## Directions for this task
Pictures stay out of the copy; set down each line of the listing below exactly.

## Records shown
■ ■ ■ ■ ■

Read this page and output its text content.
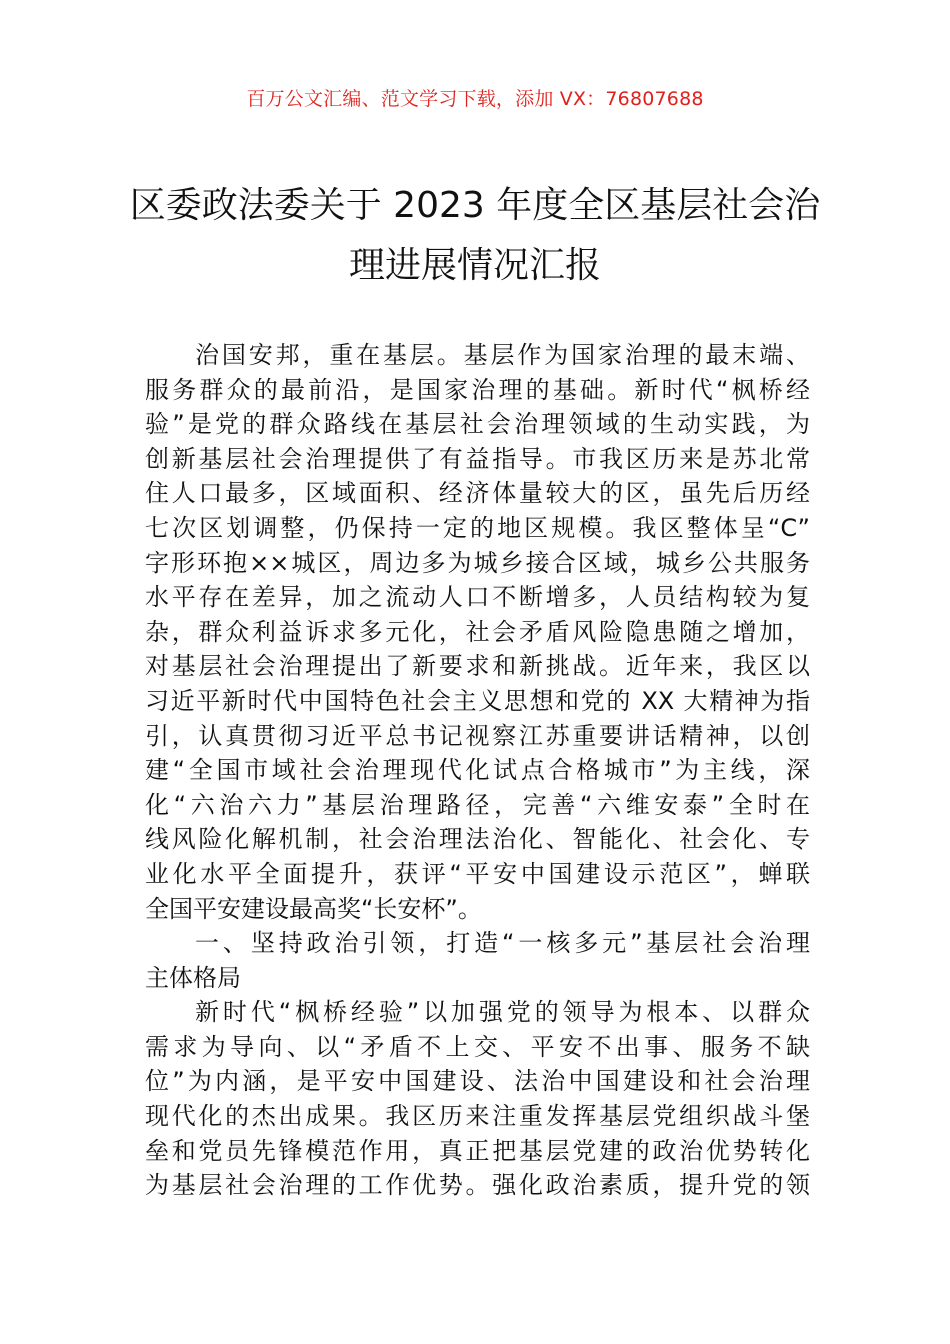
百万公文汇编、范文学习下载，添加 VX：76807688
区委政法委关于 2023 年度全区基层社会治
理进展情况汇报
治国安邦，重在基层。基层作为国家治理的最末端、
服务群众的最前沿，是国家治理的基础。新时代“枫桥经
验”是党的群众路线在基层社会治理领域的生动实践，为
创新基层社会治理提供了有益指导。市我区历来是苏北常
住人口最多，区域面积、经济体量较大的区，虽先后历经
七次区划调整，仍保持一定的地区规模。我区整体呈“C”
字形环抱××城区，周边多为城乡接合区域，城乡公共服务
水平存在差异，加之流动人口不断增多，人员结构较为复
杂，群众利益诉求多元化，社会矛盾风险隐患随之增加，
对基层社会治理提出了新要求和新挑战。近年来，我区以
习近平新时代中国特色社会主义思想和党的 XX 大精神为指
引，认真贯彻习近平总书记视察江苏重要讲话精神，以创
建“全国市域社会治理现代化试点合格城市”为主线，深
化“六治六力”基层治理路径，完善“六维安泰”全时在
线风险化解机制，社会治理法治化、智能化、社会化、专
业化水平全面提升，获评“平安中国建设示范区”，蝉联
全国平安建设最高奖“长安杯”。
一、坚持政治引领，打造“一核多元”基层社会治理
主体格局
新时代“枫桥经验”以加强党的领导为根本、以群众
需求为导向、以“矛盾不上交、平安不出事、服务不缺
位”为内涵，是平安中国建设、法治中国建设和社会治理
现代化的杰出成果。我区历来注重发挥基层党组织战斗堡
垒和党员先锋模范作用，真正把基层党建的政治优势转化
为基层社会治理的工作优势。强化政治素质，提升党的领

■ ■ ■ ■ ■

## Answer to the task
Read this page and output its text content.
百万公文汇编、范文学习下载，添加 VX：76807688
区委政法委关于 2023 年度全区基层社会治
理进展情况汇报
治国安邦，重在基层。基层作为国家治理的最末端、
服务群众的最前沿，是国家治理的基础。新时代“枫桥经
验”是党的群众路线在基层社会治理领域的生动实践，为
创新基层社会治理提供了有益指导。市我区历来是苏北常
住人口最多，区域面积、经济体量较大的区，虽先后历经
七次区划调整，仍保持一定的地区规模。我区整体呈“C”
字形环抱××城区，周边多为城乡接合区域，城乡公共服务
水平存在差异，加之流动人口不断增多，人员结构较为复
杂，群众利益诉求多元化，社会矛盾风险隐患随之增加，
对基层社会治理提出了新要求和新挑战。近年来，我区以
习近平新时代中国特色社会主义思想和党的 XX 大精神为指
引，认真贯彻习近平总书记视察江苏重要讲话精神，以创
建“全国市域社会治理现代化试点合格城市”为主线，深
化“六治六力”基层治理路径，完善“六维安泰”全时在
线风险化解机制，社会治理法治化、智能化、社会化、专
业化水平全面提升，获评“平安中国建设示范区”，蝉联
全国平安建设最高奖“长安杯”。
一、坚持政治引领，打造“一核多元”基层社会治理
主体格局
新时代“枫桥经验”以加强党的领导为根本、以群众
需求为导向、以“矛盾不上交、平安不出事、服务不缺
位”为内涵，是平安中国建设、法治中国建设和社会治理
现代化的杰出成果。我区历来注重发挥基层党组织战斗堡
垒和党员先锋模范作用，真正把基层党建的政治优势转化
为基层社会治理的工作优势。强化政治素质，提升党的领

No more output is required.